* PROBLEMS AND TASKS:
1) In the blog text, where did the writer meet Gordon?
2) From the blog text, copy word for word the passage that begins at the words "Smiley roof face" and stops after "of Key West.".
3) Name every street mentioned in the blog text.

Tuesday, October 29, 2019

Light And Shadow

I keep photographing the Southernmost Peace and Prayer Church on Fleming Street and it keeps yielding new perspectives.
A stranger walking by asked where Rusty might be and I had to admit he was at home as I was  between appointments and he was better off not being in town on a  hot day. 
Halloween beckons in the garden behind the library:

In the front of the library I met Gordon taking a rest. He was quite tickled by the idea....
....he might be sleeping with his own chicken. I like seeing people enjoying uncomplicated life in Key West.
Smiley roof face or frowning?
I didn't want to know how much this Elizabeth Street house might be selling for.
It may technically be Fall but there is still plenty of bright sunlight on the metal roofs of Key West.
I enjoy bright sunlight and the shadows produced even though most photographers are not fond of bright sunlight. 
By the time I got to Duval Street sunlight was catching the barest edge of La Concha the tallest building in town. My photograph reproduced on Instagram garnered the comment that it is also pretty ugly. I like the symmetry and the imposing bulk:
Peace Fantasy For Rent.       Perfect!
Stained glass reflections taken during a pause inside St Paul's:
And one more shot of shadows and light slanted across the side of a house:

Monday, October 28, 2019

The Perfect Anchorage

When I was living and traveling on a  sailboat I liked to explore coastlines which makes me a pilot not a navigator. Webb Chiles describes himself as pelagic inasmuch as he enjoys the open oceans while I am  contented to poke around coastlines. However a funny thing would happen every time we found the world's best anchorage and it happened to me and my wife and may have happened to the dogs too for all I know, though they couldn't communicate with us on that level.

* EXTRACTED MATERIAL:
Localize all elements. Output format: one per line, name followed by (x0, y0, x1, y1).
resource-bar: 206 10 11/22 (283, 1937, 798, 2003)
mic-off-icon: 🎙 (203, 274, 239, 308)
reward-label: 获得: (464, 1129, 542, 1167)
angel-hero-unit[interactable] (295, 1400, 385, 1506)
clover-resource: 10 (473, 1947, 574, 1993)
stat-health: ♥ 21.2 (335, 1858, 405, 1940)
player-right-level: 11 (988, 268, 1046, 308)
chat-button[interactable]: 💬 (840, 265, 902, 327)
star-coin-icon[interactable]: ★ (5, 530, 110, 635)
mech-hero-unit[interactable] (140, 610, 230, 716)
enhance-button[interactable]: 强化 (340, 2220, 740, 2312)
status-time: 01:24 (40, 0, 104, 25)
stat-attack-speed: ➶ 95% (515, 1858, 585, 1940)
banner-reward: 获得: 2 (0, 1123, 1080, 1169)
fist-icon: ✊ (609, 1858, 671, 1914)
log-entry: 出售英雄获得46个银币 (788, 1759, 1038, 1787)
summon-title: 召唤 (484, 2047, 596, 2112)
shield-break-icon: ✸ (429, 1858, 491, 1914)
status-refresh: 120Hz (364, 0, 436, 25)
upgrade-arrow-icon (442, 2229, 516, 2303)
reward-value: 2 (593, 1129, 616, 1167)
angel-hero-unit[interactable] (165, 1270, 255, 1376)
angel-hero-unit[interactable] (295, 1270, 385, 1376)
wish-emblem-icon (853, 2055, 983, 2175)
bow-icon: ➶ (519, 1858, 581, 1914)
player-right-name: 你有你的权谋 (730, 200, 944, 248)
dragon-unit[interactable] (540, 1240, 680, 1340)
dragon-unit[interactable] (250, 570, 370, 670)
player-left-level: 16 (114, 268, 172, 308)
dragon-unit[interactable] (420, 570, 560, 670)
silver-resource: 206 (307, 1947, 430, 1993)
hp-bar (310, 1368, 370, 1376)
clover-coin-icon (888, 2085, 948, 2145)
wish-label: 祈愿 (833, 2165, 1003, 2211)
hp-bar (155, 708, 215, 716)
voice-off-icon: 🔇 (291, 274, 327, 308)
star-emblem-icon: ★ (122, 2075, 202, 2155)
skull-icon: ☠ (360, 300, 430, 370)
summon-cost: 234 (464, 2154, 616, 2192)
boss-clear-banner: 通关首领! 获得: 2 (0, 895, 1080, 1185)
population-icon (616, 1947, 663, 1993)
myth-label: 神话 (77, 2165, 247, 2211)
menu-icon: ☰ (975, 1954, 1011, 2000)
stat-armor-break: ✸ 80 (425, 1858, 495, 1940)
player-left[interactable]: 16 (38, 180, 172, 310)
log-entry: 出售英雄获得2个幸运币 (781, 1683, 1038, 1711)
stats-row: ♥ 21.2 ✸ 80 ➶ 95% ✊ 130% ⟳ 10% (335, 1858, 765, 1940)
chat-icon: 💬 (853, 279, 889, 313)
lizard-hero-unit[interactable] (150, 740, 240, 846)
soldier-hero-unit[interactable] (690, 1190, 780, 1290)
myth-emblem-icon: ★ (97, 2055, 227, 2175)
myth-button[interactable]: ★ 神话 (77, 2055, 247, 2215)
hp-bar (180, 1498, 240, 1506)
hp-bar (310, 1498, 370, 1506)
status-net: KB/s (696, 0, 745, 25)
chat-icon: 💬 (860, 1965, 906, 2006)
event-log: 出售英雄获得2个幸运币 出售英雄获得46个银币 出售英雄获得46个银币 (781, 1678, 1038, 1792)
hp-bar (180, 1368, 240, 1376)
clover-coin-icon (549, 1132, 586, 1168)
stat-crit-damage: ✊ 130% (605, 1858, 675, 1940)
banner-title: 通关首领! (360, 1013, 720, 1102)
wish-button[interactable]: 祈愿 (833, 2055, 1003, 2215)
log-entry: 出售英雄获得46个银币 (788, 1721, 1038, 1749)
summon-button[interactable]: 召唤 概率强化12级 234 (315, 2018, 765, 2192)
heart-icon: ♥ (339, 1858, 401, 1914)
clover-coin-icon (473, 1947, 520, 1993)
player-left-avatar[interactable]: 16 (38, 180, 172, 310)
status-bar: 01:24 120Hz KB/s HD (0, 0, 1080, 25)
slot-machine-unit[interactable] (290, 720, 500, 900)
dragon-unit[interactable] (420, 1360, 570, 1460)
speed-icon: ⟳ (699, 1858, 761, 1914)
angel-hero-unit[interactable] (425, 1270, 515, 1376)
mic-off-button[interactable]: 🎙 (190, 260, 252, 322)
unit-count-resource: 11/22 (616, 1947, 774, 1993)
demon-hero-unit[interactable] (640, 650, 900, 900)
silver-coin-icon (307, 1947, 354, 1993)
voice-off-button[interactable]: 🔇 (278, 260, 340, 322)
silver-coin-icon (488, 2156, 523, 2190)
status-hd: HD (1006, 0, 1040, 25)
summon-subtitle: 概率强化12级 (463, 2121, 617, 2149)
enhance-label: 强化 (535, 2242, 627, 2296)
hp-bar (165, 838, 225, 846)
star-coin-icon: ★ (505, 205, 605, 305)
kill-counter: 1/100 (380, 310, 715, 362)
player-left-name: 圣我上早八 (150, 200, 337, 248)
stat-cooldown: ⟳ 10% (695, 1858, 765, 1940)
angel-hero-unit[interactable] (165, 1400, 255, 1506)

* SOLUTIONS IN ORDER:
1) In front of the library.

2)
Smiley roof face or frowning?
I didn't want to know how much this Elizabeth Street house might be selling for.
It may technically be Fall but there is still plenty of bright sunlight on the metal roofs of Key West.

3) Fleming Street, Elizabeth Street, Duval Street